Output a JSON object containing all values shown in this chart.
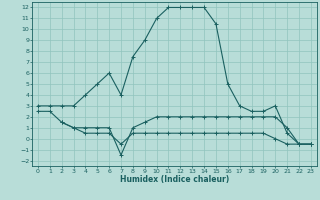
{
  "xlabel": "Humidex (Indice chaleur)",
  "bg_color": "#b8ddd8",
  "grid_color": "#90c4be",
  "line_color": "#1a6060",
  "xlim": [
    -0.5,
    23.5
  ],
  "ylim": [
    -2.5,
    12.5
  ],
  "xticks": [
    0,
    1,
    2,
    3,
    4,
    5,
    6,
    7,
    8,
    9,
    10,
    11,
    12,
    13,
    14,
    15,
    16,
    17,
    18,
    19,
    20,
    21,
    22,
    23
  ],
  "yticks": [
    -2,
    -1,
    0,
    1,
    2,
    3,
    4,
    5,
    6,
    7,
    8,
    9,
    10,
    11,
    12
  ],
  "line1_x": [
    0,
    1,
    2,
    3,
    4,
    5,
    6,
    7,
    8,
    9,
    10,
    11,
    12,
    13,
    14,
    15,
    16,
    17,
    18,
    19,
    20,
    21,
    22,
    23
  ],
  "line1_y": [
    3,
    3,
    3,
    3,
    4,
    5,
    6,
    4,
    7.5,
    9,
    11,
    12,
    12,
    12,
    12,
    10.5,
    5,
    3,
    2.5,
    2.5,
    3,
    0.5,
    -0.5,
    -0.5
  ],
  "line2_x": [
    0,
    1,
    2,
    3,
    4,
    5,
    6,
    7,
    8,
    9,
    10,
    11,
    12,
    13,
    14,
    15,
    16,
    17,
    18,
    19,
    20,
    21,
    22,
    23
  ],
  "line2_y": [
    2.5,
    2.5,
    1.5,
    1,
    1,
    1,
    1,
    -1.5,
    1,
    1.5,
    2,
    2,
    2,
    2,
    2,
    2,
    2,
    2,
    2,
    2,
    2,
    1,
    -0.5,
    -0.5
  ],
  "line3_x": [
    2,
    3,
    4,
    5,
    6,
    7,
    8,
    9,
    10,
    11,
    12,
    13,
    14,
    15,
    16,
    17,
    18,
    19,
    20,
    21,
    22,
    23
  ],
  "line3_y": [
    1.5,
    1,
    0.5,
    0.5,
    0.5,
    -0.5,
    0.5,
    0.5,
    0.5,
    0.5,
    0.5,
    0.5,
    0.5,
    0.5,
    0.5,
    0.5,
    0.5,
    0.5,
    0,
    -0.5,
    -0.5,
    -0.5
  ]
}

EXERCISE BRIEF
Your copy of the data above should match it exactly, except that pictures are left out.

ANSWER TO THIS TASK
Output a JSON object containing all values shown in this chart.
{
  "xlabel": "Humidex (Indice chaleur)",
  "bg_color": "#b8ddd8",
  "grid_color": "#90c4be",
  "line_color": "#1a6060",
  "xlim": [
    -0.5,
    23.5
  ],
  "ylim": [
    -2.5,
    12.5
  ],
  "xticks": [
    0,
    1,
    2,
    3,
    4,
    5,
    6,
    7,
    8,
    9,
    10,
    11,
    12,
    13,
    14,
    15,
    16,
    17,
    18,
    19,
    20,
    21,
    22,
    23
  ],
  "yticks": [
    -2,
    -1,
    0,
    1,
    2,
    3,
    4,
    5,
    6,
    7,
    8,
    9,
    10,
    11,
    12
  ],
  "line1_x": [
    0,
    1,
    2,
    3,
    4,
    5,
    6,
    7,
    8,
    9,
    10,
    11,
    12,
    13,
    14,
    15,
    16,
    17,
    18,
    19,
    20,
    21,
    22,
    23
  ],
  "line1_y": [
    3,
    3,
    3,
    3,
    4,
    5,
    6,
    4,
    7.5,
    9,
    11,
    12,
    12,
    12,
    12,
    10.5,
    5,
    3,
    2.5,
    2.5,
    3,
    0.5,
    -0.5,
    -0.5
  ],
  "line2_x": [
    0,
    1,
    2,
    3,
    4,
    5,
    6,
    7,
    8,
    9,
    10,
    11,
    12,
    13,
    14,
    15,
    16,
    17,
    18,
    19,
    20,
    21,
    22,
    23
  ],
  "line2_y": [
    2.5,
    2.5,
    1.5,
    1,
    1,
    1,
    1,
    -1.5,
    1,
    1.5,
    2,
    2,
    2,
    2,
    2,
    2,
    2,
    2,
    2,
    2,
    2,
    1,
    -0.5,
    -0.5
  ],
  "line3_x": [
    2,
    3,
    4,
    5,
    6,
    7,
    8,
    9,
    10,
    11,
    12,
    13,
    14,
    15,
    16,
    17,
    18,
    19,
    20,
    21,
    22,
    23
  ],
  "line3_y": [
    1.5,
    1,
    0.5,
    0.5,
    0.5,
    -0.5,
    0.5,
    0.5,
    0.5,
    0.5,
    0.5,
    0.5,
    0.5,
    0.5,
    0.5,
    0.5,
    0.5,
    0.5,
    0,
    -0.5,
    -0.5,
    -0.5
  ]
}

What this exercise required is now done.